# Given records start
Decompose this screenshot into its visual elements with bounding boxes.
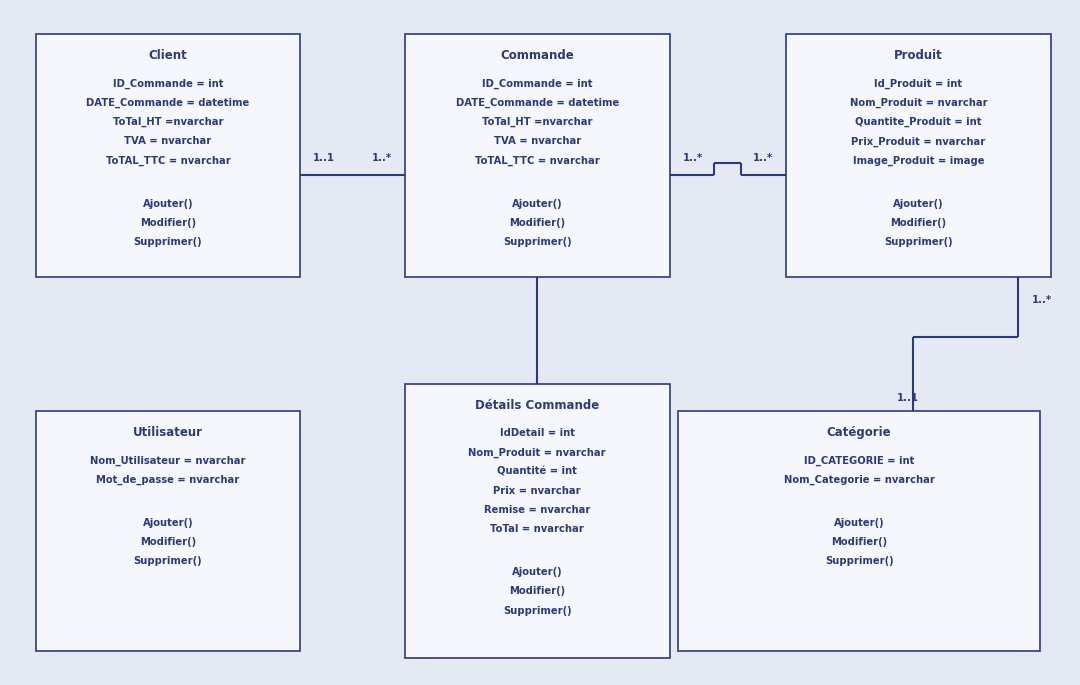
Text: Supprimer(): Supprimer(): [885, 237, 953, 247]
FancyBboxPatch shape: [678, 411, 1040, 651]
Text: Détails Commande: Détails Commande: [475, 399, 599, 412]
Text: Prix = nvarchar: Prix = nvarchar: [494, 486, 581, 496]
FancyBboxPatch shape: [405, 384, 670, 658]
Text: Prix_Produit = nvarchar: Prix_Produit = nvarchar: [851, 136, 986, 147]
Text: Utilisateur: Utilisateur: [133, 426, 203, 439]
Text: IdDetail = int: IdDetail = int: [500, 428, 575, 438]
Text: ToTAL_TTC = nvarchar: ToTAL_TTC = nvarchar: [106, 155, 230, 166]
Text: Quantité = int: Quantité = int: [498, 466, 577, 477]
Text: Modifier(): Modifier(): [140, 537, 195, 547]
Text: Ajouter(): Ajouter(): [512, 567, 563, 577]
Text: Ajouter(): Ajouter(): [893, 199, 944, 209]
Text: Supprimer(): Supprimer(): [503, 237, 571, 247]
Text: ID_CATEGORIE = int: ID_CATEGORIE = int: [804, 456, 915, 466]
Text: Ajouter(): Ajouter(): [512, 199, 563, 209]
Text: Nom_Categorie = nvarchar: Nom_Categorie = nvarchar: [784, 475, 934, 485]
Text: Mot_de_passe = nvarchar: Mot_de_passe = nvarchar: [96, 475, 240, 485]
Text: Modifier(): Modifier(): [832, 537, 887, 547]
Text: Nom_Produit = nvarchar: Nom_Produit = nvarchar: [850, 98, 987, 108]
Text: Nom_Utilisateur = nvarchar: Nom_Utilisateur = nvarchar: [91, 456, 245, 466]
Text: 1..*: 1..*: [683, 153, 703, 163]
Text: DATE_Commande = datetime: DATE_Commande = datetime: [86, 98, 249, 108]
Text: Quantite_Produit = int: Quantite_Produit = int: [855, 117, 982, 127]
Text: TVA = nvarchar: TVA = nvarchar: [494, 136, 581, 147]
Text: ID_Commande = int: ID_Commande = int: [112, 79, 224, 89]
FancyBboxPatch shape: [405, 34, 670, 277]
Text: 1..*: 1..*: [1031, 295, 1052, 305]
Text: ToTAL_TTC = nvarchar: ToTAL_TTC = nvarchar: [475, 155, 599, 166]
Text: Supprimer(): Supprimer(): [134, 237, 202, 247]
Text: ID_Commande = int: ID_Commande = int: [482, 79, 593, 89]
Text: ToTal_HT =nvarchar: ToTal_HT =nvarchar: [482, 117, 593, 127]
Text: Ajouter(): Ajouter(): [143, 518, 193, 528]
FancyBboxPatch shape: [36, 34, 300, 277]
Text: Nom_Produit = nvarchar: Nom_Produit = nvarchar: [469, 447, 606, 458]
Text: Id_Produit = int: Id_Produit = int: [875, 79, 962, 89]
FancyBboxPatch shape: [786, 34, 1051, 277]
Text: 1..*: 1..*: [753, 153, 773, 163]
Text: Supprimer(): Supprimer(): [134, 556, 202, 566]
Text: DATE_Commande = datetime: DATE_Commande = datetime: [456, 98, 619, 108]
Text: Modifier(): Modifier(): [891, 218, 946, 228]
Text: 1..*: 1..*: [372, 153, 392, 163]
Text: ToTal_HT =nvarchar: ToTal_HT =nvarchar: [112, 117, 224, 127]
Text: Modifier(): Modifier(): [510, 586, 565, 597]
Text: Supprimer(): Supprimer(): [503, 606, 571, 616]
# Given records end
Request - Rewrite the part of the rows that opens with the line containing "Text: Supprimer(): Supprimer(): [885, 237, 953, 247]" and closes with the line containing "Text: Ajouter(): Ajouter(): [512, 199, 563, 209]", both included, as a JSON list of strings with one string per line and no blank lines.

Solution for this task -
[
  "Text: Supprimer(): Supprimer(): [885, 237, 953, 247]",
  "FancyBboxPatch shape: [678, 411, 1040, 651]",
  "Text: Détails Commande: Détails Commande: [475, 399, 599, 412]",
  "Text: Prix = nvarchar: Prix = nvarchar: [494, 486, 581, 496]",
  "FancyBboxPatch shape: [405, 384, 670, 658]",
  "Text: Prix_Produit = nvarchar: Prix_Produit = nvarchar: [851, 136, 986, 147]",
  "Text: Utilisateur: Utilisateur: [133, 426, 203, 439]",
  "Text: IdDetail = int: IdDetail = int: [500, 428, 575, 438]",
  "Text: ToTAL_TTC = nvarchar: ToTAL_TTC = nvarchar: [106, 155, 230, 166]",
  "Text: Quantité = int: Quantité = int: [498, 466, 577, 477]",
  "Text: Modifier(): Modifier(): [140, 537, 195, 547]",
  "Text: Ajouter(): Ajouter(): [512, 567, 563, 577]",
  "Text: Ajouter(): Ajouter(): [893, 199, 944, 209]",
  "Text: Supprimer(): Supprimer(): [503, 237, 571, 247]",
  "Text: ID_CATEGORIE = int: ID_CATEGORIE = int: [804, 456, 915, 466]",
  "Text: Ajouter(): Ajouter(): [512, 199, 563, 209]"
]